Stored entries
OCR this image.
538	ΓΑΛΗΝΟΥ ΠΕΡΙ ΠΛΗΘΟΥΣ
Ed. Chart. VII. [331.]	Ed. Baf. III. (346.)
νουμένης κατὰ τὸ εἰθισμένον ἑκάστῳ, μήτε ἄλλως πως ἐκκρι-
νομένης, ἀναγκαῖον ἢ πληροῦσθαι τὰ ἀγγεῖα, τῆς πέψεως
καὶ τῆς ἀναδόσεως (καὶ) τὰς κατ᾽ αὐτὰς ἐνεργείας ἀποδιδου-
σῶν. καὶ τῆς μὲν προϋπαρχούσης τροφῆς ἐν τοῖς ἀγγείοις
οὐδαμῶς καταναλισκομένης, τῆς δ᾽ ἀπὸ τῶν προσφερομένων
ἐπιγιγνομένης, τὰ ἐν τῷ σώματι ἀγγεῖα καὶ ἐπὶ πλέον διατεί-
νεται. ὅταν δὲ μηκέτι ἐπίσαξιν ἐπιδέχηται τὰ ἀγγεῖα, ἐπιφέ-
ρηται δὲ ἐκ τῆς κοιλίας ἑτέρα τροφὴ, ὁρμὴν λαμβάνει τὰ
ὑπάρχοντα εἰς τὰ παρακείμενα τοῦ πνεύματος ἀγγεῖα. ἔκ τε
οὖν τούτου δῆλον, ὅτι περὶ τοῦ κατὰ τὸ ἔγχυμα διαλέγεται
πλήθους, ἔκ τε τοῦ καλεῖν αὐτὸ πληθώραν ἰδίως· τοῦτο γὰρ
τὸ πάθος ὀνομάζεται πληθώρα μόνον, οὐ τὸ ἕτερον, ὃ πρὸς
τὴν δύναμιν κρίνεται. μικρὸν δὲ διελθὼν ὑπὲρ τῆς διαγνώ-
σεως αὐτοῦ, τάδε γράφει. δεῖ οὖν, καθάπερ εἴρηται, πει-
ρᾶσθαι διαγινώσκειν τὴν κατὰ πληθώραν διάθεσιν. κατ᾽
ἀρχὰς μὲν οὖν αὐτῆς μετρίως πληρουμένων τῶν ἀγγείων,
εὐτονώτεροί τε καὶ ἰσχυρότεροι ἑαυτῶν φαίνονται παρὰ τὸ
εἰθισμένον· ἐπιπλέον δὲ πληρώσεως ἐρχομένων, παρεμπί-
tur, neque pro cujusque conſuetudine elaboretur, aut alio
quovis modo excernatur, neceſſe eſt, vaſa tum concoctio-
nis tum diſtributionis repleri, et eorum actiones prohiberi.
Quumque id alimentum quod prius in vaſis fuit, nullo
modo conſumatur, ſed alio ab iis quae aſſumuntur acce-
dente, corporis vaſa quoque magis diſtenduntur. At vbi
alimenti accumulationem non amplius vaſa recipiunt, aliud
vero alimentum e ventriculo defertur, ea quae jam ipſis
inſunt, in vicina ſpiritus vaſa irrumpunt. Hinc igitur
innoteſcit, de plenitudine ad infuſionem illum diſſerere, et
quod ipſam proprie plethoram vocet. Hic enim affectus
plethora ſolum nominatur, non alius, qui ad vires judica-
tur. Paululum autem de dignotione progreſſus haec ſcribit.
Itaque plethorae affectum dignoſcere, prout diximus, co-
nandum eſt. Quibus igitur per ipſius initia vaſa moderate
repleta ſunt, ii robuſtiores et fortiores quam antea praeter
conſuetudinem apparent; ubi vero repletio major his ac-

Goal: Give the data again, exactly as it stands.

Output for this task:
OCR this image.
538	ΓΑΛΗΝΟΥ ΠΕΡΙ ΠΛΗΘΟΥΣ
Ed. Chart. VII. [331.]	Ed. Baf. III. (346.)
νουμένης κατὰ τὸ εἰθισμένον ἑκάστῳ, μήτε ἄλλως πως ἐκκρι-
νομένης, ἀναγκαῖον ἢ πληροῦσθαι τὰ ἀγγεῖα, τῆς πέψεως
καὶ τῆς ἀναδόσεως (καὶ) τὰς κατ᾽ αὐτὰς ἐνεργείας ἀποδιδου-
σῶν. καὶ τῆς μὲν προϋπαρχούσης τροφῆς ἐν τοῖς ἀγγείοις
οὐδαμῶς καταναλισκομένης, τῆς δ᾽ ἀπὸ τῶν προσφερομένων
ἐπιγιγνομένης, τὰ ἐν τῷ σώματι ἀγγεῖα καὶ ἐπὶ πλέον διατεί-
νεται. ὅταν δὲ μηκέτι ἐπίσαξιν ἐπιδέχηται τὰ ἀγγεῖα, ἐπιφέ-
ρηται δὲ ἐκ τῆς κοιλίας ἑτέρα τροφὴ, ὁρμὴν λαμβάνει τὰ
ὑπάρχοντα εἰς τὰ παρακείμενα τοῦ πνεύματος ἀγγεῖα. ἔκ τε
οὖν τούτου δῆλον, ὅτι περὶ τοῦ κατὰ τὸ ἔγχυμα διαλέγεται
πλήθους, ἔκ τε τοῦ καλεῖν αὐτὸ πληθώραν ἰδίως· τοῦτο γὰρ
τὸ πάθος ὀνομάζεται πληθώρα μόνον, οὐ τὸ ἕτερον, ὃ πρὸς
τὴν δύναμιν κρίνεται. μικρὸν δὲ διελθὼν ὑπὲρ τῆς διαγνώ-
σεως αὐτοῦ, τάδε γράφει. δεῖ οὖν, καθάπερ εἴρηται, πει-
ρᾶσθαι διαγινώσκειν τὴν κατὰ πληθώραν διάθεσιν. κατ᾽
ἀρχὰς μὲν οὖν αὐτῆς μετρίως πληρουμένων τῶν ἀγγείων,
εὐτονώτεροί τε καὶ ἰσχυρότεροι ἑαυτῶν φαίνονται παρὰ τὸ
εἰθισμένον· ἐπιπλέον δὲ πληρώσεως ἐρχομένων, παρεμπί-
tur, neque pro cujusque conſuetudine elaboretur, aut alio
quovis modo excernatur, neceſſe eſt, vaſa tum concoctio-
nis tum diſtributionis repleri, et eorum actiones prohiberi.
Quumque id alimentum quod prius in vaſis fuit, nullo
modo conſumatur, ſed alio ab iis quae aſſumuntur acce-
dente, corporis vaſa quoque magis diſtenduntur. At vbi
alimenti accumulationem non amplius vaſa recipiunt, aliud
vero alimentum e ventriculo defertur, ea quae jam ipſis
inſunt, in vicina ſpiritus vaſa irrumpunt. Hinc igitur
innoteſcit, de plenitudine ad infuſionem illum diſſerere, et
quod ipſam proprie plethoram vocet. Hic enim affectus
plethora ſolum nominatur, non alius, qui ad vires judica-
tur. Paululum autem de dignotione progreſſus haec ſcribit.
Itaque plethorae affectum dignoſcere, prout diximus, co-
nandum eſt. Quibus igitur per ipſius initia vaſa moderate
repleta ſunt, ii robuſtiores et fortiores quam antea praeter
conſuetudinem apparent; ubi vero repletio major his ac-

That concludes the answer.